■ RECORDS FOR THE EXERCISE ■
[BEGIN]

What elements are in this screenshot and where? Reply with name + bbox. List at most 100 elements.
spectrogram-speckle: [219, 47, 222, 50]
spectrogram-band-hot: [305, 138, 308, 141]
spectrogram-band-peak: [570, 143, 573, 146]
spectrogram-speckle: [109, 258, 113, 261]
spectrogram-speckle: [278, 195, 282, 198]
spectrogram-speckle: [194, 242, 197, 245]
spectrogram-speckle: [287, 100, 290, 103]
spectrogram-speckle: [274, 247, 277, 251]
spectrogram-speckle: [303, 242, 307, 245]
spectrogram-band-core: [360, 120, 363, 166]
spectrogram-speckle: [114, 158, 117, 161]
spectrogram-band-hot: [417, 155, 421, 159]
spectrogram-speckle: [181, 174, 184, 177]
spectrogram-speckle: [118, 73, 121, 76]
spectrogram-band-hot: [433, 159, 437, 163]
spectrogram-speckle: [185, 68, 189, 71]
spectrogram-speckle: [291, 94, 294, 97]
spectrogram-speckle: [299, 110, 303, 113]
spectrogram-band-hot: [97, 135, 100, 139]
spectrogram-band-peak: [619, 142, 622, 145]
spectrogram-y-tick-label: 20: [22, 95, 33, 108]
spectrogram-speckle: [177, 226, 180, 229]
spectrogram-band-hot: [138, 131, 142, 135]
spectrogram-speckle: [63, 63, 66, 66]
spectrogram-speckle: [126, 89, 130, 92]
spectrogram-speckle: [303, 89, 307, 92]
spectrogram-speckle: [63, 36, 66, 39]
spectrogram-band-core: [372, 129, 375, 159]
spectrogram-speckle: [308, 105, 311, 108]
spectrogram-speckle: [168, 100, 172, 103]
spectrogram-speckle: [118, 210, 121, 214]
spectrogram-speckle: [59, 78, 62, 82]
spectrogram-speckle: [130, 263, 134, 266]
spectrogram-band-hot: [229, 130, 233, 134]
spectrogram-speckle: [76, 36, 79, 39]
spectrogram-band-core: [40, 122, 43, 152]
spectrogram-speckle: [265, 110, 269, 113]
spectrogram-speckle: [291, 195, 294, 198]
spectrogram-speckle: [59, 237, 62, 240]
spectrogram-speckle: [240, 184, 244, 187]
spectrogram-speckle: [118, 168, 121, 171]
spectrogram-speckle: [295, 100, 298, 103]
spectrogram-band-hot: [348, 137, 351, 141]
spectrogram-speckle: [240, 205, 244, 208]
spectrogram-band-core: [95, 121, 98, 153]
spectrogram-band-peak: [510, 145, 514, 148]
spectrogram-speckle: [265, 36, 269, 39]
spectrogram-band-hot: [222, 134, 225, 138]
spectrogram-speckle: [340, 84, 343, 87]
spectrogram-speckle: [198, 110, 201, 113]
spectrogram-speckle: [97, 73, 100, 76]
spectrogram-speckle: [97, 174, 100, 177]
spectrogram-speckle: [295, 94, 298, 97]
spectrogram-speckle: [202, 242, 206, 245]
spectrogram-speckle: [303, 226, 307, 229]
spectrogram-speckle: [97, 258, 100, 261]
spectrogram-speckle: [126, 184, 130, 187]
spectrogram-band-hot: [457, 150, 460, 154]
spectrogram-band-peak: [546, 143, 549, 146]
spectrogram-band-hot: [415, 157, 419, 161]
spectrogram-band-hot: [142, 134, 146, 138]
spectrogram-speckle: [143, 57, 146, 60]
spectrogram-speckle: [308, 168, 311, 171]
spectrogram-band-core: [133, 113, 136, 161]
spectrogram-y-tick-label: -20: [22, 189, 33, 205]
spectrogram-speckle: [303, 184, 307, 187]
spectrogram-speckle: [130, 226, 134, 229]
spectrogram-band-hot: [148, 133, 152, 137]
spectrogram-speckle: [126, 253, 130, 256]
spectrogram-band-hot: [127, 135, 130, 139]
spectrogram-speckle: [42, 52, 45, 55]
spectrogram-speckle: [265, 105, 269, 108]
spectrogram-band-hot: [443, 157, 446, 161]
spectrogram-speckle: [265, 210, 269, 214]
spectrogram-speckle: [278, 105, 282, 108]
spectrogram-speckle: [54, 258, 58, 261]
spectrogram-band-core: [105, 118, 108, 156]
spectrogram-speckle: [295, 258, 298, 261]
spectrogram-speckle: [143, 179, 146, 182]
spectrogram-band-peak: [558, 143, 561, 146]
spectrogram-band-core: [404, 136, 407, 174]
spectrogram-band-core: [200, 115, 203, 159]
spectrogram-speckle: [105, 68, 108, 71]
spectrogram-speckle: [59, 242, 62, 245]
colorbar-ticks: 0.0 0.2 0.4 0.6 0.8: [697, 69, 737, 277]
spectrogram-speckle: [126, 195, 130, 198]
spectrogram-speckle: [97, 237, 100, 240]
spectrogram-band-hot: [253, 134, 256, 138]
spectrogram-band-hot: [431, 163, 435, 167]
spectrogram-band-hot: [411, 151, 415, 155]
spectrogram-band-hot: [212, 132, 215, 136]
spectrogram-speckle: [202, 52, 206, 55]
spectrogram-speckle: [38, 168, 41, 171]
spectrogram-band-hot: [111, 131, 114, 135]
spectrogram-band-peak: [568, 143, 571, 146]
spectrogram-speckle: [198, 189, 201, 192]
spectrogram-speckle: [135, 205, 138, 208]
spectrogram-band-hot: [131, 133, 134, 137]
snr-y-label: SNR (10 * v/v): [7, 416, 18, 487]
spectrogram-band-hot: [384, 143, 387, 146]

[END]

■ REQUIRED WORK ■
Please pull out every one of the lines above and reproduce each one verbatim, in the same order.

■ TASK ANSWER ■
What elements are in this screenshot and where? Reply with name + bbox. List at most 100 elements.
spectrogram-speckle: [219, 47, 222, 50]
spectrogram-band-hot: [305, 138, 308, 141]
spectrogram-band-peak: [570, 143, 573, 146]
spectrogram-speckle: [109, 258, 113, 261]
spectrogram-speckle: [278, 195, 282, 198]
spectrogram-speckle: [194, 242, 197, 245]
spectrogram-speckle: [287, 100, 290, 103]
spectrogram-speckle: [274, 247, 277, 251]
spectrogram-speckle: [303, 242, 307, 245]
spectrogram-band-core: [360, 120, 363, 166]
spectrogram-speckle: [114, 158, 117, 161]
spectrogram-band-hot: [417, 155, 421, 159]
spectrogram-speckle: [181, 174, 184, 177]
spectrogram-speckle: [118, 73, 121, 76]
spectrogram-band-hot: [433, 159, 437, 163]
spectrogram-speckle: [185, 68, 189, 71]
spectrogram-speckle: [291, 94, 294, 97]
spectrogram-speckle: [299, 110, 303, 113]
spectrogram-band-hot: [97, 135, 100, 139]
spectrogram-band-peak: [619, 142, 622, 145]
spectrogram-y-tick-label: 20: [22, 95, 33, 108]
spectrogram-speckle: [177, 226, 180, 229]
spectrogram-band-hot: [138, 131, 142, 135]
spectrogram-speckle: [63, 63, 66, 66]
spectrogram-speckle: [126, 89, 130, 92]
spectrogram-speckle: [303, 89, 307, 92]
spectrogram-speckle: [63, 36, 66, 39]
spectrogram-band-core: [372, 129, 375, 159]
spectrogram-speckle: [308, 105, 311, 108]
spectrogram-speckle: [168, 100, 172, 103]
spectrogram-speckle: [118, 210, 121, 214]
spectrogram-speckle: [59, 78, 62, 82]
spectrogram-speckle: [130, 263, 134, 266]
spectrogram-band-hot: [229, 130, 233, 134]
spectrogram-speckle: [76, 36, 79, 39]
spectrogram-band-core: [40, 122, 43, 152]
spectrogram-speckle: [265, 110, 269, 113]
spectrogram-speckle: [291, 195, 294, 198]
spectrogram-speckle: [59, 237, 62, 240]
spectrogram-speckle: [240, 184, 244, 187]
spectrogram-speckle: [118, 168, 121, 171]
spectrogram-speckle: [295, 100, 298, 103]
spectrogram-band-hot: [348, 137, 351, 141]
spectrogram-speckle: [240, 205, 244, 208]
spectrogram-band-core: [95, 121, 98, 153]
spectrogram-band-peak: [510, 145, 514, 148]
spectrogram-speckle: [265, 36, 269, 39]
spectrogram-band-hot: [222, 134, 225, 138]
spectrogram-speckle: [340, 84, 343, 87]
spectrogram-speckle: [198, 110, 201, 113]
spectrogram-speckle: [97, 73, 100, 76]
spectrogram-speckle: [97, 174, 100, 177]
spectrogram-speckle: [295, 94, 298, 97]
spectrogram-speckle: [202, 242, 206, 245]
spectrogram-speckle: [303, 226, 307, 229]
spectrogram-speckle: [97, 258, 100, 261]
spectrogram-speckle: [126, 184, 130, 187]
spectrogram-band-hot: [457, 150, 460, 154]
spectrogram-band-peak: [546, 143, 549, 146]
spectrogram-band-hot: [415, 157, 419, 161]
spectrogram-band-hot: [142, 134, 146, 138]
spectrogram-speckle: [143, 57, 146, 60]
spectrogram-speckle: [308, 168, 311, 171]
spectrogram-band-core: [133, 113, 136, 161]
spectrogram-y-tick-label: -20: [22, 189, 33, 205]
spectrogram-speckle: [303, 184, 307, 187]
spectrogram-speckle: [130, 226, 134, 229]
spectrogram-band-hot: [148, 133, 152, 137]
spectrogram-speckle: [126, 253, 130, 256]
spectrogram-band-hot: [127, 135, 130, 139]
spectrogram-speckle: [42, 52, 45, 55]
spectrogram-speckle: [265, 105, 269, 108]
spectrogram-band-hot: [443, 157, 446, 161]
spectrogram-speckle: [265, 210, 269, 214]
spectrogram-speckle: [278, 105, 282, 108]
spectrogram-speckle: [54, 258, 58, 261]
spectrogram-band-core: [105, 118, 108, 156]
spectrogram-speckle: [295, 258, 298, 261]
spectrogram-speckle: [143, 179, 146, 182]
spectrogram-band-peak: [558, 143, 561, 146]
spectrogram-band-core: [404, 136, 407, 174]
spectrogram-band-core: [200, 115, 203, 159]
spectrogram-speckle: [105, 68, 108, 71]
spectrogram-speckle: [59, 242, 62, 245]
colorbar-ticks: 0.0 0.2 0.4 0.6 0.8: [697, 69, 737, 277]
spectrogram-speckle: [126, 195, 130, 198]
spectrogram-speckle: [97, 237, 100, 240]
spectrogram-band-hot: [253, 134, 256, 138]
spectrogram-band-hot: [431, 163, 435, 167]
spectrogram-band-hot: [411, 151, 415, 155]
spectrogram-band-hot: [212, 132, 215, 136]
spectrogram-speckle: [202, 52, 206, 55]
spectrogram-speckle: [38, 168, 41, 171]
spectrogram-band-hot: [111, 131, 114, 135]
spectrogram-band-peak: [568, 143, 571, 146]
spectrogram-speckle: [198, 189, 201, 192]
spectrogram-speckle: [135, 205, 138, 208]
spectrogram-band-hot: [131, 133, 134, 137]
snr-y-label: SNR (10 * v/v): [7, 416, 18, 487]
spectrogram-band-hot: [384, 143, 387, 146]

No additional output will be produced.